# Texte source

Des pratiques partenariales coordonnées



Au plan pratique, les opérations d'urgence imposent trois conditions sine qua non : d'abord des méthodes de travail connues et transparentes ; ensuite, des politiques de formation spécifiques, par exemple sur la gestion de ces opérations si particulières, sur les standards internationalement reconnus : eau, nourriture, abris temporaires, sécurité, gestion, comptabilité et audit, etc. ; enfin, des mécanismes de coordination, de répartition du travail associant des prises de décisions claires, ainsi que la concertation, l'habitude d'agir ensemble, l’adaptation aux habitudes des uns et des autres. Ainsi en Inde, au Sri Lanka, en Indonésie, chaque fois de façon modulée à partir des forces et faiblesses des Caritas nationales et locales, un tandem a-t-il été mis en place entre chacune d’elles et un partenaire qui apporte un soutien adapté, principalement en gestion des programmes et en communication. Cette méthode est fréquemment utilisée lors des urgences majeures : au Darfour la Caritas anglaise, en équipe avec l'organisation protestante norvégienne, fait le même travail auprès de Sudanaid, la Caritas Soudan, et auprès d'organisations protestantes locales. Et pour bien fonctionner, les programmes et les méthodes de travail doivent intégrer les contraintes des uns et des autres qui ne sont pas identiques. Une radio espagnole n'interviewera pas en allemand. Le Gouvernement hollandais a des formulaires de rapports financiers différents de ceux des États-Unis. Un évêque désirera un programme de visite de terrain plus "pastoral" qu'un ministre...

Lors du tsunami, cette collaboration de long terme s'est chaque fois mise en place par pays après lancement immédiat, suite à la catastrophe, d'une équipe d'évaluation des besoins et de préparation des programmes : dans les pays touchés comme suite aux évènements du Rwanda, au cyclone du Bangladesh ou à celui d'Amérique centrale, Mitch, les programmes s'étaleront certainement sur plus de cinq ou six ans et intègreront des activités aujourd'hui ignorées, encore impossible à imaginer (3).

Quatre questions nées du tsunami



Le tsunami a posé, pose, et posera des questions nouvelles qui sont loin d'être résolues, tant pour le travail dans les principaux pays concernés que pour les opérations en cours et à venir ailleurs dans le monde.

¤ D'abord la gestion des différences culturelles. Il faut confronter les habitudes locales : le « chef » africain, le responsable sri lankais qui se sentent outragés par des exigences de transparence mal formulées par une personne ignorante de leur culture diront trop vite que les Européens privilégient l'efficacité au détriment de l'âme ; le responsable d'un organisme du « Nord » qui ne sait pas que, dans tel pays, les chrétiens sont les plus pauvres des plus basses castes, et qu'il n'est pas scandaleux que la Caritas leur prête une attention un peu privilégiée, parlera trop vite de népotisme. Cette question des différences culturelles se gère peu à peu par une meilleure connaissance des uns et des autres.

# Données fournies

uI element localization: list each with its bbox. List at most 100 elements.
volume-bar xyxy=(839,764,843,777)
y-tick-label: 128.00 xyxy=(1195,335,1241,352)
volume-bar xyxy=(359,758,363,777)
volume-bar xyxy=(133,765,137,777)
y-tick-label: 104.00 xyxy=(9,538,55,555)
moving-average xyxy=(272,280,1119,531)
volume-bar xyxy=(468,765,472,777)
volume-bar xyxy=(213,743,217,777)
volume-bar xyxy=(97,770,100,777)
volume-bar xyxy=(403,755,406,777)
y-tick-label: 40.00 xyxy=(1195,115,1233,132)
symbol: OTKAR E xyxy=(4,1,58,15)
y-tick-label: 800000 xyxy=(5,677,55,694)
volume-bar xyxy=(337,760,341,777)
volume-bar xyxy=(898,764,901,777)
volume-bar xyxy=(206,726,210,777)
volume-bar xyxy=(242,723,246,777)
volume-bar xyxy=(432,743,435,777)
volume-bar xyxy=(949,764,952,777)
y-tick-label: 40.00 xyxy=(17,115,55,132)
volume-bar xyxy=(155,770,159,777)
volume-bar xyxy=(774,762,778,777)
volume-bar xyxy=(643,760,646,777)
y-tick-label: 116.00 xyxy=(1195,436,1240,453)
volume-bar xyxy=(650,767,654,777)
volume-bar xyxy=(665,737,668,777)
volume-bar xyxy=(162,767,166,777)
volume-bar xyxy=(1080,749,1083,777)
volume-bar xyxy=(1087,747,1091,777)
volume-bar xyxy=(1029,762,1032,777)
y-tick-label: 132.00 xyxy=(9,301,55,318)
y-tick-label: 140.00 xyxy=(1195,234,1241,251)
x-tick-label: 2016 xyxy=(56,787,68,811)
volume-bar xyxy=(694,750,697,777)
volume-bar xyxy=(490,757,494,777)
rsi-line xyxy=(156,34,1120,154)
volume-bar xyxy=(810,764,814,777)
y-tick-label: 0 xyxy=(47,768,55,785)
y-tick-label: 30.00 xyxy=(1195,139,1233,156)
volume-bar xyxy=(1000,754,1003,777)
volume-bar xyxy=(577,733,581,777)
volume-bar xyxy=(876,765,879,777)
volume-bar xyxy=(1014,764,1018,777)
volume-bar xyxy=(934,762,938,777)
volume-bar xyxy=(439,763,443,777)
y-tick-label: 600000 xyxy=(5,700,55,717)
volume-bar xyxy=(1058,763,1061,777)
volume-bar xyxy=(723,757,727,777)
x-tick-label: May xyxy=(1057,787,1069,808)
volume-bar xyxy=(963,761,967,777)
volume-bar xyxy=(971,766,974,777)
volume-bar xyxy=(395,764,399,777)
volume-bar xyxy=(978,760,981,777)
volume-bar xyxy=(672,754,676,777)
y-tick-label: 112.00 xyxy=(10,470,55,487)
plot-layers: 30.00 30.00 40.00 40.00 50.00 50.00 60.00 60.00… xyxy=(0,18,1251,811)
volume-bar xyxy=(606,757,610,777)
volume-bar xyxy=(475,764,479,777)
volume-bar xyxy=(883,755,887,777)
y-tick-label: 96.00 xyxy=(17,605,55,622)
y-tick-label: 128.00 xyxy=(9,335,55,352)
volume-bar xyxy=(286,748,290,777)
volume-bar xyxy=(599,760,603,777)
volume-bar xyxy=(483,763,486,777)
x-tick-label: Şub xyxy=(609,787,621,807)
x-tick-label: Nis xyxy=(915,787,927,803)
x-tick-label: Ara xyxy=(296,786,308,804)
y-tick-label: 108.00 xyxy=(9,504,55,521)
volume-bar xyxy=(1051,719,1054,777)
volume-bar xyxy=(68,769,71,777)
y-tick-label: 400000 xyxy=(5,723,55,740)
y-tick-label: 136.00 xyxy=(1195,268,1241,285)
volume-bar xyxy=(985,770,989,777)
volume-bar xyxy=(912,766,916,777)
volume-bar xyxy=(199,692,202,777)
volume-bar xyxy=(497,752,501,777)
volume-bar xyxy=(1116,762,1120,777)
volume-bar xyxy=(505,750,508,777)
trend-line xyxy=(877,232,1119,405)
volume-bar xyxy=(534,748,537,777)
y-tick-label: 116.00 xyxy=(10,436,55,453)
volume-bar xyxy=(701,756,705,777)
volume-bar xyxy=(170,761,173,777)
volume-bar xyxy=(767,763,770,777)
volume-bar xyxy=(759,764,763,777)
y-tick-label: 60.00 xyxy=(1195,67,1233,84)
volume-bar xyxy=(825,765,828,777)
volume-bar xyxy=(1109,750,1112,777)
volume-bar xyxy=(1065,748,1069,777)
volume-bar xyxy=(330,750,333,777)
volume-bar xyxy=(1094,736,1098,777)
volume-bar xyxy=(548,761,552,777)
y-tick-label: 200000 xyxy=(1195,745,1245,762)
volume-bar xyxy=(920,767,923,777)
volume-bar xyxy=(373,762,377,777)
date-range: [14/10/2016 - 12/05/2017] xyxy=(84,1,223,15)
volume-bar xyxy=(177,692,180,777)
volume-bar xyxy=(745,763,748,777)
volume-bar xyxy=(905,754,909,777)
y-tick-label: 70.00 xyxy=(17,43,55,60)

# Série d'exercices
1. Indiquez si chacune des affirmations suivantes concorde avec le texte source. Répondez par oui ou par non et citez fidèlement les mots du texte qui tranchent. (a) Au Darfour, la Caritas anglaise travaille seule auprès de Sudanaid. (b) Le Gouvernement hollandais utilise des formulaires de rapports financiers différents de ceux des États-Unis. (c) La question des différences culturelles se gère peu à peu par une meilleure connaissance des uns et des autres.
2. Recopiez tout le passage du texte source, depuis « Quatre questions nées » jusqu'à « dans le monde. ».
3. Résumez le texte source en trois phrases.
Les enregistrements forment un matériau distinct du texte source.

# Réponses attendues
1.
(a) Non : « au Darfour la Caritas anglaise, en équipe avec l'organisation protestante norvégienne, fait le même travail auprès de Sudanaid »
(b) Oui : « Le Gouvernement hollandais a des formulaires de rapports financiers différents de ceux des États-Unis. »
(c) Oui : « Cette question des différences culturelles se gère peu à peu par une meilleure connaissance des uns et des autres. »

2.
Quatre questions nées du tsunami



Le tsunami a posé, pose, et posera des questions nouvelles qui sont loin d'être résolues, tant pour le travail dans les principaux pays concernés que pour les opérations en cours et à venir ailleurs dans le monde.

3. Les opérations d'urgence exigent des méthodes de travail connues et transparentes, des politiques de formation spécifiques et des mécanismes de coordination. En Inde, au Sri Lanka et en Indonésie, un tandem a été mis en place entre chaque Caritas et un partenaire qui apporte un soutien adapté, principalement en gestion des programmes et en communication. Le tsunami a posé des questions nouvelles, dont d'abord la gestion des différences culturelles, qui se gère peu à peu par une meilleure connaissance des uns et des autres.